▶ _WHAT THE TASK REQUIRES_
Echo the data verbatim from the line containing "title-divider [8, 60, 692, 61]" up to and including the line containing "q34-forecast-value: 12.4 [590, 412, 666, 434]".

▶ _LISTING_
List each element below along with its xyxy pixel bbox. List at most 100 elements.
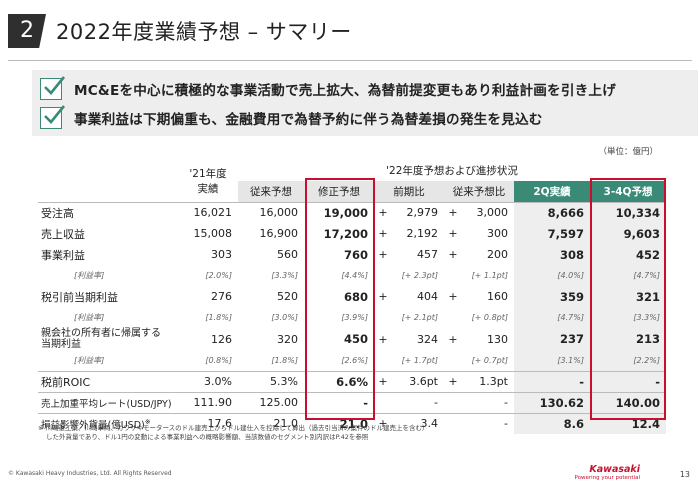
title-divider [8, 60, 692, 61]
page-number: 13 [679, 470, 690, 479]
q2-actual-value: 237 [514, 328, 590, 350]
vs-prev-value: - [462, 412, 514, 434]
fy21-value: 111.90 [178, 391, 238, 413]
summary-bullet-1: MC&Eを中心に積極的な事業活動で売上拡大、為替前提変更もあり利益計画を引き上げ [40, 76, 617, 101]
header-revised: 修正予想 [304, 181, 374, 202]
revised-forecast-value: 6.6% [304, 370, 374, 392]
row-label: 税引前当期利益 [41, 290, 118, 304]
checkbox-checked-icon [40, 76, 66, 100]
yoy-sign: + [374, 201, 392, 223]
vs-prev-value: 160 [487, 290, 508, 303]
yoy-value: 2,192 [406, 227, 439, 240]
ratio-yoy: [+ 1.7pt] [401, 355, 438, 365]
fy21-value: 303 [211, 248, 232, 261]
prev-forecast-value: 16,000 [238, 201, 304, 223]
header-vs-prev: 従来予想比 [444, 181, 514, 202]
ratio-q2: [4.7%] [514, 307, 590, 328]
footnote: ※ 川崎重工業、川崎車両、カワサキモータースのドル建売上からドル建仕入を控除して… [38, 424, 429, 442]
revised-forecast-value: 760 [343, 247, 368, 262]
q34-forecast-value: 9,603 [590, 223, 666, 244]
page-title: 2022年度業績予想 – サマリー [56, 20, 352, 44]
q2-actual-value: 308 [514, 244, 590, 265]
summary-bullet-text: 事業利益は下期偏重も、金融費用で為替予約に伴う為替差損の発生を見込む [74, 112, 543, 128]
q34-forecast-value: - [590, 370, 666, 392]
q2-actual-value: - [514, 370, 590, 392]
prev-forecast-value: 21.0 [238, 412, 304, 434]
q2-actual-value: 130.62 [514, 391, 590, 413]
fy21-value: 16,021 [178, 201, 238, 223]
ratio-q2: [4.0%] [514, 265, 590, 286]
header-yoy: 前期比 [374, 181, 444, 202]
ratio-label: [利益率] [74, 313, 105, 322]
vs-prev-sign [444, 391, 462, 413]
footnote-line-1: ※ 川崎重工業、川崎車両、カワサキモータースのドル建売上からドル建仕入を控除して… [38, 424, 429, 432]
fy21-value: 276 [211, 290, 232, 303]
q34-forecast-value: 12.4 [590, 412, 666, 434]
vs-prev-sign [444, 412, 462, 434]
ratio-yoy: [+ 2.3pt] [401, 271, 438, 280]
copyright-text: © Kawasaki Heavy Industries, Ltd. All Ri… [8, 470, 172, 477]
row-label-line2: 当期利益 [41, 339, 81, 350]
vs-prev-value: 1.3pt [462, 370, 514, 392]
ratio-q34: [4.7%] [590, 265, 666, 286]
yoy-value: 457 [417, 248, 438, 261]
prev-forecast-value: 560 [277, 248, 298, 261]
logo-tagline: Powering your potential [574, 475, 640, 481]
ratio-q2: [3.1%] [514, 350, 590, 371]
ratio-fy21: [2.0%] [205, 271, 232, 280]
ratio-q34: [3.3%] [590, 307, 666, 328]
row-label: 損益影響外貨量(億USD)※ [38, 412, 178, 434]
q2-actual-value: 8.6 [514, 412, 590, 434]
ratio-fy21: [0.8%] [205, 355, 232, 365]
table-row: 税前ROIC 3.0% 5.3% 6.6% +3.6pt +1.3pt - - [38, 370, 666, 392]
yoy-sign: + [378, 290, 388, 303]
q2-actual-value: 8,666 [514, 201, 590, 223]
summary-bullet-text: MC&Eを中心に積極的な事業活動で売上拡大、為替前提変更もあり利益計画を引き上げ [74, 83, 617, 99]
q34-forecast-value: 213 [590, 328, 666, 350]
yoy-value: 404 [417, 290, 438, 303]
yoy-value: 3.6pt [392, 370, 444, 392]
revised-forecast-value: 17,200 [323, 226, 368, 241]
yoy-sign: + [378, 332, 388, 346]
row-label-text: 損益影響外貨量(億USD) [41, 419, 145, 431]
footnote-marker: ※ [144, 417, 151, 426]
fy21-value: 15,008 [193, 227, 233, 240]
prev-forecast-value: 5.3% [238, 370, 304, 392]
header-fy21: '21年度 実績 [178, 160, 238, 202]
fy21-value: 126 [211, 332, 232, 346]
ratio-row: [利益率] [1.8%] [3.0%] [3.9%] [+ 2.1pt] [+ 0.8pt… [38, 307, 666, 328]
revised-forecast-value: 680 [343, 289, 368, 304]
kawasaki-logo: Kawasaki Powering your potential [575, 464, 640, 481]
prev-forecast-value: 320 [277, 332, 298, 346]
row-label: 親会社の所有者に帰属する 当期利益 [38, 328, 178, 350]
yoy-sign: + [374, 412, 392, 434]
forecast-table: '21年度 実績 '22年度予想および進捗状況 従来予想 修正予想 前期比 従来予想比 2Q実… [38, 160, 666, 434]
prev-forecast-value: 16,900 [259, 227, 299, 240]
vs-prev-value: 3,000 [462, 201, 514, 223]
checkbox-checked-icon [40, 105, 66, 129]
table-header-row: '21年度 実績 '22年度予想および進捗状況 [38, 160, 666, 202]
prev-forecast-value: 520 [277, 290, 298, 303]
ratio-fy21: [1.8%] [205, 313, 232, 322]
revised-forecast-value: 450 [343, 332, 368, 346]
prev-forecast-value: 125.00 [238, 391, 304, 413]
footer: © Kawasaki Heavy Industries, Ltd. All Ri… [0, 462, 700, 485]
title-bar: 2 2022年度業績予想 – サマリー [0, 8, 700, 52]
revised-forecast-value: - [304, 391, 374, 413]
row-label: 税前ROIC [38, 370, 178, 392]
section-number: 2 [8, 14, 46, 48]
revised-forecast-value: 19,000 [304, 201, 374, 223]
ratio-q34: [2.2%] [590, 350, 666, 371]
table-row: 親会社の所有者に帰属する 当期利益 126 320 450 +324 +130 237 213 [38, 328, 666, 350]
header-2q: 2Q実績 [514, 181, 590, 202]
row-label-line1: 親会社の所有者に帰属する [41, 328, 161, 339]
vs-prev-sign: + [444, 370, 462, 392]
fy21-value: 17.6 [178, 412, 238, 434]
table-row: 受注高 16,021 16,000 19,000 +2,979 +3,000 8,666 10… [38, 201, 666, 223]
vs-prev-sign: + [448, 332, 458, 346]
ratio-revised: [3.9%] [341, 313, 368, 322]
ratio-yoy: [+ 2.1pt] [401, 313, 438, 322]
vs-prev-sign: + [448, 290, 458, 303]
yoy-sign: + [374, 370, 392, 392]
summary-box: MC&Eを中心に積極的な事業活動で売上拡大、為替前提変更もあり利益計画を引き上げ… [32, 70, 698, 136]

▶ _REPLY TO THE EXERCISE_
title-divider [8, 60, 692, 61]
page-number: 13 [679, 470, 690, 479]
q2-actual-value: 237 [514, 328, 590, 350]
vs-prev-value: - [462, 412, 514, 434]
fy21-value: 111.90 [178, 391, 238, 413]
summary-bullet-1: MC&Eを中心に積極的な事業活動で売上拡大、為替前提変更もあり利益計画を引き上げ [40, 76, 617, 101]
header-revised: 修正予想 [304, 181, 374, 202]
revised-forecast-value: 6.6% [304, 370, 374, 392]
row-label: 税引前当期利益 [41, 290, 118, 304]
checkbox-checked-icon [40, 76, 66, 100]
yoy-sign: + [374, 201, 392, 223]
vs-prev-value: 160 [487, 290, 508, 303]
yoy-value: 2,192 [406, 227, 439, 240]
ratio-yoy: [+ 1.7pt] [401, 355, 438, 365]
fy21-value: 303 [211, 248, 232, 261]
prev-forecast-value: 16,000 [238, 201, 304, 223]
header-vs-prev: 従来予想比 [444, 181, 514, 202]
ratio-q2: [4.7%] [514, 307, 590, 328]
footnote: ※ 川崎重工業、川崎車両、カワサキモータースのドル建売上からドル建仕入を控除して… [38, 424, 429, 442]
revised-forecast-value: 760 [343, 247, 368, 262]
q34-forecast-value: 9,603 [590, 223, 666, 244]
page-title: 2022年度業績予想 – サマリー [56, 20, 352, 44]
q2-actual-value: 308 [514, 244, 590, 265]
summary-bullet-text: 事業利益は下期偏重も、金融費用で為替予約に伴う為替差損の発生を見込む [74, 112, 543, 128]
q34-forecast-value: - [590, 370, 666, 392]
q2-actual-value: - [514, 370, 590, 392]
prev-forecast-value: 21.0 [238, 412, 304, 434]
q2-actual-value: 130.62 [514, 391, 590, 413]
fy21-value: 16,021 [178, 201, 238, 223]
ratio-q2: [4.0%] [514, 265, 590, 286]
header-yoy: 前期比 [374, 181, 444, 202]
ratio-label: [利益率] [74, 313, 105, 322]
vs-prev-sign [444, 391, 462, 413]
footnote-line-1: ※ 川崎重工業、川崎車両、カワサキモータースのドル建売上からドル建仕入を控除して… [38, 424, 429, 432]
fy21-value: 276 [211, 290, 232, 303]
q34-forecast-value: 12.4 [590, 412, 666, 434]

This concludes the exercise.